▸ **Goal of the exercise**: The records below need retyping in full; give them again exactly.

▸ **Dataset records**:
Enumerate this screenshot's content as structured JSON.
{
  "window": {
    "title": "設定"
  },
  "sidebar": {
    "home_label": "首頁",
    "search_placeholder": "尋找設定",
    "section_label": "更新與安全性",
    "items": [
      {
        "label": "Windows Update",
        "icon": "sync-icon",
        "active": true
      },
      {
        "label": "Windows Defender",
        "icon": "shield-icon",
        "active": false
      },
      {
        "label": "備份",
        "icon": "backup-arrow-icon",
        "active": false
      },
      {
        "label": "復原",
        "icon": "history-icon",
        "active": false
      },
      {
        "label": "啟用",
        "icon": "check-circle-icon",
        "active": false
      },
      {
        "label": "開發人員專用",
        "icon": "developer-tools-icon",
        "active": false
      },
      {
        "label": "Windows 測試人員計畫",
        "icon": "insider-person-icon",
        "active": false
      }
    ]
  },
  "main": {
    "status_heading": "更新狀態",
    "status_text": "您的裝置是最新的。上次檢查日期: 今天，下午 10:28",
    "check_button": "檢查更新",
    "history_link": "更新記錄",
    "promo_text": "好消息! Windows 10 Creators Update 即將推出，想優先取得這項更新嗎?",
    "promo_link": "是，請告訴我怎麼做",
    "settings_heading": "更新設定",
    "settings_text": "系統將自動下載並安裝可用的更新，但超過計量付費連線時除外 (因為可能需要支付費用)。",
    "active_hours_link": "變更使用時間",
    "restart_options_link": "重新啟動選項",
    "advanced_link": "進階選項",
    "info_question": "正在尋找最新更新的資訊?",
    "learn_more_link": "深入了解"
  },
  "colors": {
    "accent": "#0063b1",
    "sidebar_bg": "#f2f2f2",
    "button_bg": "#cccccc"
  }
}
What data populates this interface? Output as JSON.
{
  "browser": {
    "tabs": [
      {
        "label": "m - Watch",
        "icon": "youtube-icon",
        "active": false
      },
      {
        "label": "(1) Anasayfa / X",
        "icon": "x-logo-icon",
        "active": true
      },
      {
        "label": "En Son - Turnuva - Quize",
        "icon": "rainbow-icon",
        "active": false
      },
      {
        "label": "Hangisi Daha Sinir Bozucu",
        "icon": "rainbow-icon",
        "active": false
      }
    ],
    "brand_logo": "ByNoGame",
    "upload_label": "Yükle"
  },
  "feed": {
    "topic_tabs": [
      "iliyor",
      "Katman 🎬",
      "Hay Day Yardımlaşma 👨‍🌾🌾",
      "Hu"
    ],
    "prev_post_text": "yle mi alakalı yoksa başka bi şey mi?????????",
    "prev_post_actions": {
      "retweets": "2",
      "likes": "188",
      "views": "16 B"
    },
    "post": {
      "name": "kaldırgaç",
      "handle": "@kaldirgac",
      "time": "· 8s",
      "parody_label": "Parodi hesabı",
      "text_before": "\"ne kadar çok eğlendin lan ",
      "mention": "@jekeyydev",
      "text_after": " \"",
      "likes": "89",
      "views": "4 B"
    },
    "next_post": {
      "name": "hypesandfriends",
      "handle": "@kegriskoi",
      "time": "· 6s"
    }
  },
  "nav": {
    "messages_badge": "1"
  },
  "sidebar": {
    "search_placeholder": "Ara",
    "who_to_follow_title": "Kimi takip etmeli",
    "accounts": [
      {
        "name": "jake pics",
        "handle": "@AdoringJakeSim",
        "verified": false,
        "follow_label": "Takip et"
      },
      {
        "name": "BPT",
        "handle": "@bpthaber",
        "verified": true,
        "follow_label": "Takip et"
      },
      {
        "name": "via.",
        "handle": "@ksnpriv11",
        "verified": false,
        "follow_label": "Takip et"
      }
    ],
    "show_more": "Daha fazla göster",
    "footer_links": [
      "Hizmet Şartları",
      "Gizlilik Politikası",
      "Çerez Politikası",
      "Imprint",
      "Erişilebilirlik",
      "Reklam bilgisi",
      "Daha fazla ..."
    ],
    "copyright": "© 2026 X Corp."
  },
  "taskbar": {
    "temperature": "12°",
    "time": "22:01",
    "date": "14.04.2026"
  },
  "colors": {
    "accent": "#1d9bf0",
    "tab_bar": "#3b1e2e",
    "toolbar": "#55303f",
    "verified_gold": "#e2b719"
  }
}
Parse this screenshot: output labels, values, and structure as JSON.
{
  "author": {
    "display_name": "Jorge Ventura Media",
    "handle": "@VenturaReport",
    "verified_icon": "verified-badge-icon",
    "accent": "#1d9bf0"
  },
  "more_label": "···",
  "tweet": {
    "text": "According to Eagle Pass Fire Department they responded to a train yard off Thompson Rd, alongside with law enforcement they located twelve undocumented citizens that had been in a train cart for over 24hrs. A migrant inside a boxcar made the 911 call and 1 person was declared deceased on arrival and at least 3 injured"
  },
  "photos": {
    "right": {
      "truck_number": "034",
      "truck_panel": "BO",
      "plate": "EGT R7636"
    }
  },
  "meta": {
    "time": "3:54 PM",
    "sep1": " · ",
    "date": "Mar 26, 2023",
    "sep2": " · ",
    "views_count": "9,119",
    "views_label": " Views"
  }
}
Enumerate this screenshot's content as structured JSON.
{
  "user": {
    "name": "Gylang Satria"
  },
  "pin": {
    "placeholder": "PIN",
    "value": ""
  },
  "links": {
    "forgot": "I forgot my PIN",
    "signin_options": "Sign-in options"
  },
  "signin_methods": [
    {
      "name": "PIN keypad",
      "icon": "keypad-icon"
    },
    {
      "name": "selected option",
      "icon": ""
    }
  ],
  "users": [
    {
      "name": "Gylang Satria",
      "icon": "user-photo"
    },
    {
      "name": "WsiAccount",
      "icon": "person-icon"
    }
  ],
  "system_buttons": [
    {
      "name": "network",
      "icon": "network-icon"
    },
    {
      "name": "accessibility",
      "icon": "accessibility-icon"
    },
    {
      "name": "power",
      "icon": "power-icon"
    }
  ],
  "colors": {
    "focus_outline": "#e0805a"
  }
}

▸ **Correct output**:
Enumerate this screenshot's content as structured JSON.
{
  "window": {
    "title": "設定"
  },
  "sidebar": {
    "home_label": "首頁",
    "search_placeholder": "尋找設定",
    "section_label": "更新與安全性",
    "items": [
      {
        "label": "Windows Update",
        "icon": "sync-icon",
        "active": true
      },
      {
        "label": "Windows Defender",
        "icon": "shield-icon",
        "active": false
      },
      {
        "label": "備份",
        "icon": "backup-arrow-icon",
        "active": false
      },
      {
        "label": "復原",
        "icon": "history-icon",
        "active": false
      },
      {
        "label": "啟用",
        "icon": "check-circle-icon",
        "active": false
      },
      {
        "label": "開發人員專用",
        "icon": "developer-tools-icon",
        "active": false
      },
      {
        "label": "Windows 測試人員計畫",
        "icon": "insider-person-icon",
        "active": false
      }
    ]
  },
  "main": {
    "status_heading": "更新狀態",
    "status_text": "您的裝置是最新的。上次檢查日期: 今天，下午 10:28",
    "check_button": "檢查更新",
    "history_link": "更新記錄",
    "promo_text": "好消息! Windows 10 Creators Update 即將推出，想優先取得這項更新嗎?",
    "promo_link": "是，請告訴我怎麼做",
    "settings_heading": "更新設定",
    "settings_text": "系統將自動下載並安裝可用的更新，但超過計量付費連線時除外 (因為可能需要支付費用)。",
    "active_hours_link": "變更使用時間",
    "restart_options_link": "重新啟動選項",
    "advanced_link": "進階選項",
    "info_question": "正在尋找最新更新的資訊?",
    "learn_more_link": "深入了解"
  },
  "colors": {
    "accent": "#0063b1",
    "sidebar_bg": "#f2f2f2",
    "button_bg": "#cccccc"
  }
}
What data populates this interface? Output as JSON.
{
  "browser": {
    "tabs": [
      {
        "label": "m - Watch",
        "icon": "youtube-icon",
        "active": false
      },
      {
        "label": "(1) Anasayfa / X",
        "icon": "x-logo-icon",
        "active": true
      },
      {
        "label": "En Son - Turnuva - Quize",
        "icon": "rainbow-icon",
        "active": false
      },
      {
        "label": "Hangisi Daha Sinir Bozucu",
        "icon": "rainbow-icon",
        "active": false
      }
    ],
    "brand_logo": "ByNoGame",
    "upload_label": "Yükle"
  },
  "feed": {
    "topic_tabs": [
      "iliyor",
      "Katman 🎬",
      "Hay Day Yardımlaşma 👨‍🌾🌾",
      "Hu"
    ],
    "prev_post_text": "yle mi alakalı yoksa başka bi şey mi?????????",
    "prev_post_actions": {
      "retweets": "2",
      "likes": "188",
      "views": "16 B"
    },
    "post": {
      "name": "kaldırgaç",
      "handle": "@kaldirgac",
      "time": "· 8s",
      "parody_label": "Parodi hesabı",
      "text_before": "\"ne kadar çok eğlendin lan ",
      "mention": "@jekeyydev",
      "text_after": " \"",
      "likes": "89",
      "views": "4 B"
    },
    "next_post": {
      "name": "hypesandfriends",
      "handle": "@kegriskoi",
      "time": "· 6s"
    }
  },
  "nav": {
    "messages_badge": "1"
  },
  "sidebar": {
    "search_placeholder": "Ara",
    "who_to_follow_title": "Kimi takip etmeli",
    "accounts": [
      {
        "name": "jake pics",
        "handle": "@AdoringJakeSim",
        "verified": false,
        "follow_label": "Takip et"
      },
      {
        "name": "BPT",
        "handle": "@bpthaber",
        "verified": true,
        "follow_label": "Takip et"
      },
      {
        "name": "via.",
        "handle": "@ksnpriv11",
        "verified": false,
        "follow_label": "Takip et"
      }
    ],
    "show_more": "Daha fazla göster",
    "footer_links": [
      "Hizmet Şartları",
      "Gizlilik Politikası",
      "Çerez Politikası",
      "Imprint",
      "Erişilebilirlik",
      "Reklam bilgisi",
      "Daha fazla ..."
    ],
    "copyright": "© 2026 X Corp."
  },
  "taskbar": {
    "temperature": "12°",
    "time": "22:01",
    "date": "14.04.2026"
  },
  "colors": {
    "accent": "#1d9bf0",
    "tab_bar": "#3b1e2e",
    "toolbar": "#55303f",
    "verified_gold": "#e2b719"
  }
}
Parse this screenshot: output labels, values, and structure as JSON.
{
  "author": {
    "display_name": "Jorge Ventura Media",
    "handle": "@VenturaReport",
    "verified_icon": "verified-badge-icon",
    "accent": "#1d9bf0"
  },
  "more_label": "···",
  "tweet": {
    "text": "According to Eagle Pass Fire Department they responded to a train yard off Thompson Rd, alongside with law enforcement they located twelve undocumented citizens that had been in a train cart for over 24hrs. A migrant inside a boxcar made the 911 call and 1 person was declared deceased on arrival and at least 3 injured"
  },
  "photos": {
    "right": {
      "truck_number": "034",
      "truck_panel": "BO",
      "plate": "EGT R7636"
    }
  },
  "meta": {
    "time": "3:54 PM",
    "sep1": " · ",
    "date": "Mar 26, 2023",
    "sep2": " · ",
    "views_count": "9,119",
    "views_label": " Views"
  }
}
Enumerate this screenshot's content as structured JSON.
{
  "user": {
    "name": "Gylang Satria"
  },
  "pin": {
    "placeholder": "PIN",
    "value": ""
  },
  "links": {
    "forgot": "I forgot my PIN",
    "signin_options": "Sign-in options"
  },
  "signin_methods": [
    {
      "name": "PIN keypad",
      "icon": "keypad-icon"
    },
    {
      "name": "selected option",
      "icon": ""
    }
  ],
  "users": [
    {
      "name": "Gylang Satria",
      "icon": "user-photo"
    },
    {
      "name": "WsiAccount",
      "icon": "person-icon"
    }
  ],
  "system_buttons": [
    {
      "name": "network",
      "icon": "network-icon"
    },
    {
      "name": "accessibility",
      "icon": "accessibility-icon"
    },
    {
      "name": "power",
      "icon": "power-icon"
    }
  ],
  "colors": {
    "focus_outline": "#e0805a"
  }
}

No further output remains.